- Given exercise:
Transcribe the listing without any changes, starting at its first line and ending at the line with "x-tick-label: 0 — [696, 607, 706, 625]", and include that line.

(Records from a dataset)
···

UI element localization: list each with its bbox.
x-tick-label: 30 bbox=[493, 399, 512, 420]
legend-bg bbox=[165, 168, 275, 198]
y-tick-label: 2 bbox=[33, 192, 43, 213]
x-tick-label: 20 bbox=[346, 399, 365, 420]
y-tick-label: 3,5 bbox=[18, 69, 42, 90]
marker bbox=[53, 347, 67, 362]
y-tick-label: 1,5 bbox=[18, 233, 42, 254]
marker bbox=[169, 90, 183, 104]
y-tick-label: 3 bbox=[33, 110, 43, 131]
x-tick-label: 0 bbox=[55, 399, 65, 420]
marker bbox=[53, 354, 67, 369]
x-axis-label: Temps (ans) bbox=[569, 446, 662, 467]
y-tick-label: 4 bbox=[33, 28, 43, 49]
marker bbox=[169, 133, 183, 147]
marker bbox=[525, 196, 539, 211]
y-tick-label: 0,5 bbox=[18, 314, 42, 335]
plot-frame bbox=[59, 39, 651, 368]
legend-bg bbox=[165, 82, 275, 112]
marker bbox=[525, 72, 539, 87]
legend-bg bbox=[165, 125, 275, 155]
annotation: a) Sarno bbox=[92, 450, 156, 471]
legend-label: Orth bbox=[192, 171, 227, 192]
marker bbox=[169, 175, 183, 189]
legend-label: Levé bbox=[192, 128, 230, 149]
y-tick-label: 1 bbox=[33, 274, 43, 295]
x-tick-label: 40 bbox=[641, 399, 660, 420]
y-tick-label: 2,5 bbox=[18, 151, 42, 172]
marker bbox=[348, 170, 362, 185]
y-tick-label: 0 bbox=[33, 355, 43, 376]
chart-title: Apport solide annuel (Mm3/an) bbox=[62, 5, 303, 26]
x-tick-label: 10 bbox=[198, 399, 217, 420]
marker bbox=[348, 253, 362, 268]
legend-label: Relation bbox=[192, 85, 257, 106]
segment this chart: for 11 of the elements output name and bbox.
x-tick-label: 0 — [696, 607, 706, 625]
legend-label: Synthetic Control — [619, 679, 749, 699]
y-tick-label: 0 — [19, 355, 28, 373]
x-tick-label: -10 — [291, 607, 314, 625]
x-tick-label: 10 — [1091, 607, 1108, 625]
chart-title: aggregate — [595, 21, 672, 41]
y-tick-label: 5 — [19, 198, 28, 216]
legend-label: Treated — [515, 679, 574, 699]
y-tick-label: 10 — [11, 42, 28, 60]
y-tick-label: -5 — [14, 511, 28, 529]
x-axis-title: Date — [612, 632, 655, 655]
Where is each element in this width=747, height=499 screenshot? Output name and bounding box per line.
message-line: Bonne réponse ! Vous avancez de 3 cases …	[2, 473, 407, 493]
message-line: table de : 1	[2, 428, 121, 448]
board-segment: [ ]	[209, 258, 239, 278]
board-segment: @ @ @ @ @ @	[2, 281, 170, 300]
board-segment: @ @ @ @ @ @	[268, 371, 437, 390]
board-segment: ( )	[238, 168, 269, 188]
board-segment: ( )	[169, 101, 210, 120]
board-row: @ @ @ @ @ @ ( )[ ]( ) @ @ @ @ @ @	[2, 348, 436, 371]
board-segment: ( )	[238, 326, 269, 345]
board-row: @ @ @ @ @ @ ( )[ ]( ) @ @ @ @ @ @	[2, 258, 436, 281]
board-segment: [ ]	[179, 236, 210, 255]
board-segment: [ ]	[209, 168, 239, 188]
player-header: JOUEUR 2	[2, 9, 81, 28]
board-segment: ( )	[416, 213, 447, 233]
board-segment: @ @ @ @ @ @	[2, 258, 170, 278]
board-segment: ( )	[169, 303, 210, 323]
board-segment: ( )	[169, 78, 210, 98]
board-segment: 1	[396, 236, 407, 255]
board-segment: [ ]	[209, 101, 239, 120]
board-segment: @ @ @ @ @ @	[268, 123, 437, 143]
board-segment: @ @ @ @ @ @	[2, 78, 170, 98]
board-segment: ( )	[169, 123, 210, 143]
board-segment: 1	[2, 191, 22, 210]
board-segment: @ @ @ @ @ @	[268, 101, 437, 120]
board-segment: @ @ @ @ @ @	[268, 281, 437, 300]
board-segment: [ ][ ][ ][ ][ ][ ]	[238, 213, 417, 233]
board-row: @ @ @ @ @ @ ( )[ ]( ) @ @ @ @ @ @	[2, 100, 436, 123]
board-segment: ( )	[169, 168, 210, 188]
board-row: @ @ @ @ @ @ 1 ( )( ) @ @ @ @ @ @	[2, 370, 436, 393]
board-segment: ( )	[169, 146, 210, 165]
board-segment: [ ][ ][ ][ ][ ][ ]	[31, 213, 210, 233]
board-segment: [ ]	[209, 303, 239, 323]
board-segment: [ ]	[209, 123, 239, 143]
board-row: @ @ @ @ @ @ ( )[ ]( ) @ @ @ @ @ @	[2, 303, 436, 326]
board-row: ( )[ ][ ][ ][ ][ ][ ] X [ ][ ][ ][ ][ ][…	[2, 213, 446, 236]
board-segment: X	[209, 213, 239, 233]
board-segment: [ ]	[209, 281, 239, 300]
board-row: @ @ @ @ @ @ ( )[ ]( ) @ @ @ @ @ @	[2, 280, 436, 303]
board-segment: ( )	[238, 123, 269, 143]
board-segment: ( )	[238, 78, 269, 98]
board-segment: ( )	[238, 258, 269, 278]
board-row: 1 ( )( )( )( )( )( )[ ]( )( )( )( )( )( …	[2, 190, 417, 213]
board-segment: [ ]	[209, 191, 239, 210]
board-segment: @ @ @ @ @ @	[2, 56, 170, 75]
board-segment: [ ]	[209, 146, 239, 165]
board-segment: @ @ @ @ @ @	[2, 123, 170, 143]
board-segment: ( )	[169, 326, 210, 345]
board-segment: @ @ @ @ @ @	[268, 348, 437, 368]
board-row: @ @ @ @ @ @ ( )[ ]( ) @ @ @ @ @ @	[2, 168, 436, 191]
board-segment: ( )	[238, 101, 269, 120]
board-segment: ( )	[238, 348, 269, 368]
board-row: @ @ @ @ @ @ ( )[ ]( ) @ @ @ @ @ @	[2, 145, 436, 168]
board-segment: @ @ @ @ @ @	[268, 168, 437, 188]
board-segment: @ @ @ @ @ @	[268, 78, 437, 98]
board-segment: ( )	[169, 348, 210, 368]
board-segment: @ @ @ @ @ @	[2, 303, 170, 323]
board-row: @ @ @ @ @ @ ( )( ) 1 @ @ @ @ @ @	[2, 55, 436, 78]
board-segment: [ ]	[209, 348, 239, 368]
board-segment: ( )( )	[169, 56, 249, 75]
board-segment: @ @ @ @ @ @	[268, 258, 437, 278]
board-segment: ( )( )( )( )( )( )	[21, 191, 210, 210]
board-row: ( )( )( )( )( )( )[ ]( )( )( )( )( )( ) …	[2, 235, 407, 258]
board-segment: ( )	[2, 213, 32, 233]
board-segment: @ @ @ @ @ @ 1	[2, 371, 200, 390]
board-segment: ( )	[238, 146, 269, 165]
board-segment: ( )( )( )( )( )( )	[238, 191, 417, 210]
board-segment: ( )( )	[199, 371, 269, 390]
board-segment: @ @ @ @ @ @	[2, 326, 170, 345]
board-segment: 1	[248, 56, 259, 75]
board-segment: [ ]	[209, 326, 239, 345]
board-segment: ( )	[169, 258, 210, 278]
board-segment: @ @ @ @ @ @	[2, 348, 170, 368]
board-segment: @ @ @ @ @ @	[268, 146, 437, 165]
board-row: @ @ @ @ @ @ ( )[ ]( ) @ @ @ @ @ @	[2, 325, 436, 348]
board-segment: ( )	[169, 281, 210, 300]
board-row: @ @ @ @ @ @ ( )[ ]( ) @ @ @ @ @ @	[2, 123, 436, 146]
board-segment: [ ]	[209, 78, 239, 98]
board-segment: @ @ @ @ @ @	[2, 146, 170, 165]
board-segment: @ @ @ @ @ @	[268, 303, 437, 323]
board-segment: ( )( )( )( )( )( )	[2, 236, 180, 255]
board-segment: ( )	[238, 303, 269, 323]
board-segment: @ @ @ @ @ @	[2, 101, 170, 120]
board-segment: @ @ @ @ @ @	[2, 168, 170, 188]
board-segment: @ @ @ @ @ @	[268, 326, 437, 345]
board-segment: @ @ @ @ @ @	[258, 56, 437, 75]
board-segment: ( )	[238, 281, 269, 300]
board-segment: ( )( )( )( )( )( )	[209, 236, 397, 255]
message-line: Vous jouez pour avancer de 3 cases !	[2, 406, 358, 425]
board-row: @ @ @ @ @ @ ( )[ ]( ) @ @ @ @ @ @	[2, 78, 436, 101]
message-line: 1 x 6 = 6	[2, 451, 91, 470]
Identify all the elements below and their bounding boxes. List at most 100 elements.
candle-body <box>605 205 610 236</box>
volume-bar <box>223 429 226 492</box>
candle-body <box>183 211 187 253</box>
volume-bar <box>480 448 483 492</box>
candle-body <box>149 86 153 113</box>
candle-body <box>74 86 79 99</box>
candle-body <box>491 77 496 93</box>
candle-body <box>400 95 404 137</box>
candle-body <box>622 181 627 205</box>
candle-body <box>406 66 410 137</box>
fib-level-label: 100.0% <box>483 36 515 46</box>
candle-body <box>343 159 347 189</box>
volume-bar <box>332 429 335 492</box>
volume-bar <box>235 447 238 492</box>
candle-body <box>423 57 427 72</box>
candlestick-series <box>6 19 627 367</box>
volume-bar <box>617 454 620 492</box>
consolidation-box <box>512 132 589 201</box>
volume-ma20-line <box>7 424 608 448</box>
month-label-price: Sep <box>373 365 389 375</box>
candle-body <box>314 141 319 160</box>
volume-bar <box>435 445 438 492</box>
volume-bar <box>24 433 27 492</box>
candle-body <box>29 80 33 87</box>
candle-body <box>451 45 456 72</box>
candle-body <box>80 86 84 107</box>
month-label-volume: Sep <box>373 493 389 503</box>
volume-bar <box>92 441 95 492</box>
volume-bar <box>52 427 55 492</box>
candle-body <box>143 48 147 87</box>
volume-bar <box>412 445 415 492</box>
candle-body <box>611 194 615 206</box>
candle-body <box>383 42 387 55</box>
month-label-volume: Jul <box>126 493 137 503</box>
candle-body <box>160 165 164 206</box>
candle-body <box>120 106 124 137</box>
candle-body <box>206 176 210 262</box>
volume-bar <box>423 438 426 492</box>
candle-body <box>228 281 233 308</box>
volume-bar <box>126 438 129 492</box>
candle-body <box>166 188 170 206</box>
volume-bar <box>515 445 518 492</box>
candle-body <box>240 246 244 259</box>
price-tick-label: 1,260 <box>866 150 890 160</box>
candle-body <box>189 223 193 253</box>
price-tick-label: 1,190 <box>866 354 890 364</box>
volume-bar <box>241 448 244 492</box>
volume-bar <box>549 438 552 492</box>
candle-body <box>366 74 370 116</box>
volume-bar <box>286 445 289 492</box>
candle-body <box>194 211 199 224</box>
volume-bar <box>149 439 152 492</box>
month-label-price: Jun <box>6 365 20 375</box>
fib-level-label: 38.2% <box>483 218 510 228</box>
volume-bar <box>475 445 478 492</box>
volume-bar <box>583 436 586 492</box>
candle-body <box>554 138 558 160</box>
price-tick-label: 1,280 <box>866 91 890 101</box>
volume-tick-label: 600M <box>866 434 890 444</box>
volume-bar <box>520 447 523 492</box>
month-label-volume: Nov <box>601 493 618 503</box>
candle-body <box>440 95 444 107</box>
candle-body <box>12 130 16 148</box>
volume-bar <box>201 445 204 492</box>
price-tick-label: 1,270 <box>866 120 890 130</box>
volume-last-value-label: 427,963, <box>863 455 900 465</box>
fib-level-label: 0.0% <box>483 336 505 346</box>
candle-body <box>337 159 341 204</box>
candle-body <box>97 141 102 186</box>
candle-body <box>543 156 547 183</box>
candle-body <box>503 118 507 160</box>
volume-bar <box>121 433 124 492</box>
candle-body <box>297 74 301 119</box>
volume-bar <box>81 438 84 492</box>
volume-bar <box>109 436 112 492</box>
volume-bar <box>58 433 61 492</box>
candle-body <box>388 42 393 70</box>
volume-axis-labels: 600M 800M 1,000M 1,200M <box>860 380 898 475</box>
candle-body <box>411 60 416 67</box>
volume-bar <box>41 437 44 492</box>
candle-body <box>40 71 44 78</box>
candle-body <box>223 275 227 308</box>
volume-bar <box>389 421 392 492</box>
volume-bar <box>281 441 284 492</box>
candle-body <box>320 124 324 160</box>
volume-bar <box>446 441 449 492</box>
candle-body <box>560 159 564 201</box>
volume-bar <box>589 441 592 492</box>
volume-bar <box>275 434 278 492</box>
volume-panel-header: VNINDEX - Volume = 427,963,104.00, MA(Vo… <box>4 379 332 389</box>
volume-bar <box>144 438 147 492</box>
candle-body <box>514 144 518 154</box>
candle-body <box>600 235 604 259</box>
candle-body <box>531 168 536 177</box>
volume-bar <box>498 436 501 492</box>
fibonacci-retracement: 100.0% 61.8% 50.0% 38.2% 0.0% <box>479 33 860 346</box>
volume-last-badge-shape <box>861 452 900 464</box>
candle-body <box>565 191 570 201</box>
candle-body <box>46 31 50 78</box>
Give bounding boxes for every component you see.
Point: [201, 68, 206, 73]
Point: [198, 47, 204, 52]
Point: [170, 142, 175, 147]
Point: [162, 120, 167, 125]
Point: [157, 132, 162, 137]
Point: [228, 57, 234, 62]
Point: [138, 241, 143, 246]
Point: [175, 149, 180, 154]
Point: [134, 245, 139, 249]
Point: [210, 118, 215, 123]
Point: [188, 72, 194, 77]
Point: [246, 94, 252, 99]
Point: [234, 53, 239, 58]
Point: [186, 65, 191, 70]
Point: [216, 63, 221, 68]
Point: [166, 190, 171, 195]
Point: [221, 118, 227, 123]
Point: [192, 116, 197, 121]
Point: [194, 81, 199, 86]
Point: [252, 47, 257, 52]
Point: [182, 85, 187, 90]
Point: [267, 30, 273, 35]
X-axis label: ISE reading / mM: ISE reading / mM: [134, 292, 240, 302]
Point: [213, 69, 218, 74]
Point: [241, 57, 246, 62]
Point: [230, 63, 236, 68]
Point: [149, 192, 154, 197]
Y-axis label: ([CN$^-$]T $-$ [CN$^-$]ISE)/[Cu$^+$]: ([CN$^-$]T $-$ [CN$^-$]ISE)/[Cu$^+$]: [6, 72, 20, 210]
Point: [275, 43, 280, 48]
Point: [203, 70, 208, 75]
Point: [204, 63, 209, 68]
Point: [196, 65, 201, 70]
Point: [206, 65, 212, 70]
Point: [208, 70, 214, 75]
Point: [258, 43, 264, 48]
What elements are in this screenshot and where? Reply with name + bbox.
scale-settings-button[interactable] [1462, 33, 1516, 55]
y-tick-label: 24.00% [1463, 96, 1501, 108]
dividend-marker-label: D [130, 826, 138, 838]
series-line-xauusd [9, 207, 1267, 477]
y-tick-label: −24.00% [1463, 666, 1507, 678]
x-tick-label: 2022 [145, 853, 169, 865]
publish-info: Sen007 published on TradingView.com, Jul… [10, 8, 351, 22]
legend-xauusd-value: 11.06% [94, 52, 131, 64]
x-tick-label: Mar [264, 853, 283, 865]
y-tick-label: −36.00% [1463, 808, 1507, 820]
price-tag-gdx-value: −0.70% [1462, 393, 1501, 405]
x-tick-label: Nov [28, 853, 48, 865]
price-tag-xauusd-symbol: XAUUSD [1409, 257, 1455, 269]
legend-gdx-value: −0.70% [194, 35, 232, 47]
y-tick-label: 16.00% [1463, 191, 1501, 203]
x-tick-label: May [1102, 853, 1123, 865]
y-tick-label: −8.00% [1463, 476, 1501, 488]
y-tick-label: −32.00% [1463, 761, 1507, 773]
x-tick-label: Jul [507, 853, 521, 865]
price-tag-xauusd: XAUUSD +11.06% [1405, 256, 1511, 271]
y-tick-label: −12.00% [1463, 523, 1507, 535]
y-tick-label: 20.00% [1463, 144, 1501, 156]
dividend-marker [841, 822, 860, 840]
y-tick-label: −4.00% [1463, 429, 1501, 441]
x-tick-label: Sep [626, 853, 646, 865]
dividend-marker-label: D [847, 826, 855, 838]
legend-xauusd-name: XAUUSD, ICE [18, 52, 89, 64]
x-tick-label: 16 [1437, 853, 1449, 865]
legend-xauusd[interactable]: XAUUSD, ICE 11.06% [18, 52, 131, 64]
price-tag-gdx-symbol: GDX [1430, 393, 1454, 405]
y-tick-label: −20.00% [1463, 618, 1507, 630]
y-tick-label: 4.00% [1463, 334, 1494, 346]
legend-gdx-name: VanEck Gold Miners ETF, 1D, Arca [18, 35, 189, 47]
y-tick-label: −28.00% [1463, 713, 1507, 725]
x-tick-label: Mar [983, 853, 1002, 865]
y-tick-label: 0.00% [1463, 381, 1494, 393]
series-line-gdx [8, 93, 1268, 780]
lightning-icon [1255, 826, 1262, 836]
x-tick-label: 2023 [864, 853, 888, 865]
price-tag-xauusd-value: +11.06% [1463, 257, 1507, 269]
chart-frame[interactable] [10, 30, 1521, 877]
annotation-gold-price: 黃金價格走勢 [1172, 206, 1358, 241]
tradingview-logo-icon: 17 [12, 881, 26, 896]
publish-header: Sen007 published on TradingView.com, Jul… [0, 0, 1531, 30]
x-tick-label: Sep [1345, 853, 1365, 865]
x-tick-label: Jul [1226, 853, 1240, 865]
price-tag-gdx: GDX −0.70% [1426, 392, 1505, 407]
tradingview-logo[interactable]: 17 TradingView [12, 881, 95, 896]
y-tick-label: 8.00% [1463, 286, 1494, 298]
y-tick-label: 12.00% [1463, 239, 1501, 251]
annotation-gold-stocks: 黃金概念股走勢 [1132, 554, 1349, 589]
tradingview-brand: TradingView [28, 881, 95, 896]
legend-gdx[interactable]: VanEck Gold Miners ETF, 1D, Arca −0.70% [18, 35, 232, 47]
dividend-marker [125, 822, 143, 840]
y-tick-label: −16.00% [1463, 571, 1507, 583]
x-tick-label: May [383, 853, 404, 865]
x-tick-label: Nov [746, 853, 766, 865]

···

- Output for this exercise:
UI element localization: list each with its bbox.
x-tick-label: 30 bbox=[493, 399, 512, 420]
legend-bg bbox=[165, 168, 275, 198]
y-tick-label: 2 bbox=[33, 192, 43, 213]
x-tick-label: 20 bbox=[346, 399, 365, 420]
y-tick-label: 3,5 bbox=[18, 69, 42, 90]
marker bbox=[53, 347, 67, 362]
y-tick-label: 1,5 bbox=[18, 233, 42, 254]
marker bbox=[169, 90, 183, 104]
y-tick-label: 3 bbox=[33, 110, 43, 131]
x-tick-label: 0 bbox=[55, 399, 65, 420]
marker bbox=[53, 354, 67, 369]
x-axis-label: Temps (ans) bbox=[569, 446, 662, 467]
y-tick-label: 4 bbox=[33, 28, 43, 49]
marker bbox=[169, 133, 183, 147]
marker bbox=[525, 196, 539, 211]
y-tick-label: 0,5 bbox=[18, 314, 42, 335]
plot-frame bbox=[59, 39, 651, 368]
legend-bg bbox=[165, 82, 275, 112]
marker bbox=[525, 72, 539, 87]
legend-bg bbox=[165, 125, 275, 155]
annotation: a) Sarno bbox=[92, 450, 156, 471]
legend-label: Orth bbox=[192, 171, 227, 192]
marker bbox=[169, 175, 183, 189]
legend-label: Levé bbox=[192, 128, 230, 149]
y-tick-label: 1 bbox=[33, 274, 43, 295]
x-tick-label: 40 bbox=[641, 399, 660, 420]
y-tick-label: 2,5 bbox=[18, 151, 42, 172]
marker bbox=[348, 170, 362, 185]
y-tick-label: 0 bbox=[33, 355, 43, 376]
chart-title: Apport solide annuel (Mm3/an) bbox=[62, 5, 303, 26]
x-tick-label: 10 bbox=[198, 399, 217, 420]
marker bbox=[348, 253, 362, 268]
legend-label: Relation bbox=[192, 85, 257, 106]
segment this chart: for 11 of the elements output name and bbox.
x-tick-label: 0 — [696, 607, 706, 625]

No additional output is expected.